Actually, the queue size is configured in software through
c_can_driver_data->msg_obj_num. Example:

https://elixir.bootlin.com/linux/v6.13/source/drivers/net/can/c_can/c_can_platform.c#L196

And all the values for D_CAN are either 32 or 64.

> Maybe it can come to the problem even on single core systems. Is it possible that the TX soft-irq can interrupt the start_xmit, or is this somehow scheduled atomic?
> If it is possible, then the lock is also needed on single core systems.

Not sure 100%, but I can imagine this appearing on single core systems
as well if the scheduler decides to stop in the middle of c_can_do_tx().

It is clear that c_can_start_xmit() and c_can_do_tx() are racing between
each other. So let's go back to the lockless queue topic, and see what
could have gone wrong. As established the queue size is not the issue.

So it means that c_can_start_xmit() and c_can_do_tx() are doing
concurrent read and writes as corroborated by your observations and
analysis.

On important aspect of the lockless queue is the self discipline.
Because it is lockless, the writer should monitor the occupancy of the
queue and stop writing when it is full. Similarly, the reader should
first free the slots *before* notifying the reader that these slots
became available again.

If the writer stops the queue too late or if the reader resumes the
queue too early, bad things happen.

Back to the network queue, this logic will be controlled using the
netif_wake_queue() and netif_stop_queue():

  - just before the head reaches the queue, c_can_start_xmit() must call
    netif_stop_queue() so that the network frame work stop calling that
    function

  - once c_can_do_tx() finishes reading the queue, it calls
    netif_wake_queue() to notify the network framework that it is safe
    again to call c_can_start_xmit().

>> This design will then abuse the C unsigned integer wraparound property. The
>> c_can/d_can meets all above requirements, so normally, no locks are needed
>> here.
..............................
PROBLEM REQUIREMENTS: In the discussion of the C_CAN transmit queue, reproduce the section from "So it means" up to and including "bad things happen.", changing every instance of "writer" to "producer".
..............................
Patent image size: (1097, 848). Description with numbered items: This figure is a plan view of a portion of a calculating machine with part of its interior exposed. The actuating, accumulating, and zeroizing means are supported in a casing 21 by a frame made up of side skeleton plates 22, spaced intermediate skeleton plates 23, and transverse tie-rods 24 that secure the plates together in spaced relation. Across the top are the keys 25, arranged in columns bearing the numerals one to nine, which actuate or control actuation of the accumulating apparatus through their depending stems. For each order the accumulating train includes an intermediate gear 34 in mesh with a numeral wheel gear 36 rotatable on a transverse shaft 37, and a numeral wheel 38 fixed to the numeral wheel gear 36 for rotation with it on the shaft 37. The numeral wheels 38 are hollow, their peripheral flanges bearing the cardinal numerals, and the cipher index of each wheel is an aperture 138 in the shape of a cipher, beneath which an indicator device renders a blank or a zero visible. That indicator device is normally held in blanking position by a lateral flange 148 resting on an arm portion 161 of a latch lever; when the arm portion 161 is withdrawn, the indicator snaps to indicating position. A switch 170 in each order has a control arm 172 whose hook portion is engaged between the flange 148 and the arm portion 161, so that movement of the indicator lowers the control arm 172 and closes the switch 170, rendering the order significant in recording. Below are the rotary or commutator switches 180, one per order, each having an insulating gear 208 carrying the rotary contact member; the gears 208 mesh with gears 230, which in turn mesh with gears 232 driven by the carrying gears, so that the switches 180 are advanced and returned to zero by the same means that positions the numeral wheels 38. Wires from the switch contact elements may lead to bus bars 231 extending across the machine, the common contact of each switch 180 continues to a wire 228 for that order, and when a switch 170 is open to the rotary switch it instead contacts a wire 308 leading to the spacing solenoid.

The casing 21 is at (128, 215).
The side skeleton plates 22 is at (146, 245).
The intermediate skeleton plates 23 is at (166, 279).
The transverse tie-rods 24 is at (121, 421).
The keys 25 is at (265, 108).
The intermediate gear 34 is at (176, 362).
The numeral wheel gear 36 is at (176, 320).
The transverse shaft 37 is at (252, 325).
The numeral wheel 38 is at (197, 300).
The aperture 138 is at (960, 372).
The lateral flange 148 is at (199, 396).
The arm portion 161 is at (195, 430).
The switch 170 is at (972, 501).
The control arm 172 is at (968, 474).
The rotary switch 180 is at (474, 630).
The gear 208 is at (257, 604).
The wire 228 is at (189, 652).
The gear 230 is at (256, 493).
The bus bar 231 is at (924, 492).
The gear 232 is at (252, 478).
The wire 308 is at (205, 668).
..............................
EXERCISE SOLUTION:
So it means that c_can_start_xmit() and c_can_do_tx() are doing
concurrent read and writes as corroborated by your observations and
analysis.

On important aspect of the lockless queue is the self discipline.
Because it is lockless, the producer should monitor the occupancy of the
queue and stop writing when it is full. Similarly, the reader should
first free the slots *before* notifying the reader that these slots
became available again.

If the producer stops the queue too late or if the reader resumes the
queue too early, bad things happen.